PROVIDED ENTRIES:
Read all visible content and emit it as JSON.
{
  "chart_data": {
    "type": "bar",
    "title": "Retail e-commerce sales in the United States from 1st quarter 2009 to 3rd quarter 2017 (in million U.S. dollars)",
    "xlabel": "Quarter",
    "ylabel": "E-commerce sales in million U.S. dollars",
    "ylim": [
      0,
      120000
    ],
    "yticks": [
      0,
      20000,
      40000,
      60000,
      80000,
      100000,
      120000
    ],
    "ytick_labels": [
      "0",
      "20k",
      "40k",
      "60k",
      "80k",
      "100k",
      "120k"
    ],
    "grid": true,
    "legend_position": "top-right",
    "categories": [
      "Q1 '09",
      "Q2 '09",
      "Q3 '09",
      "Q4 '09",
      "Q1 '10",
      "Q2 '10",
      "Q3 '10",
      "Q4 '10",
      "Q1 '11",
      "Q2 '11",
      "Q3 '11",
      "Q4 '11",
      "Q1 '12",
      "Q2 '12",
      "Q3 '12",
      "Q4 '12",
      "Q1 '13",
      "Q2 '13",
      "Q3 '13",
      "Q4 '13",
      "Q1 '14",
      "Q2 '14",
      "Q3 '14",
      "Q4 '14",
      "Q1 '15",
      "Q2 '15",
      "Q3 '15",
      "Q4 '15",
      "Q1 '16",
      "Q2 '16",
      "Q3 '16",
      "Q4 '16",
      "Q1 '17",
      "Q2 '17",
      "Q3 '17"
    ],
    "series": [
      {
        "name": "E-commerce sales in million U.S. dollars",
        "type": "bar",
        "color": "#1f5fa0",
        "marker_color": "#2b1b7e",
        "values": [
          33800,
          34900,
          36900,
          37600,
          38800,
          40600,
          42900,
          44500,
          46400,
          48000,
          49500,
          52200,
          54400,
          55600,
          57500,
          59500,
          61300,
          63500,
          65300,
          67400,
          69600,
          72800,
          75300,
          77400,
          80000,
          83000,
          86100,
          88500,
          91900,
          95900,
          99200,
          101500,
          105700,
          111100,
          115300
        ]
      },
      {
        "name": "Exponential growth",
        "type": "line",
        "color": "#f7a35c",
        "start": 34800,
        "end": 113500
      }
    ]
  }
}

STATED PROBLEM: Tell how many lines of the records above hold the string "dollars". Give no other text.

COMPLETED TASK: 3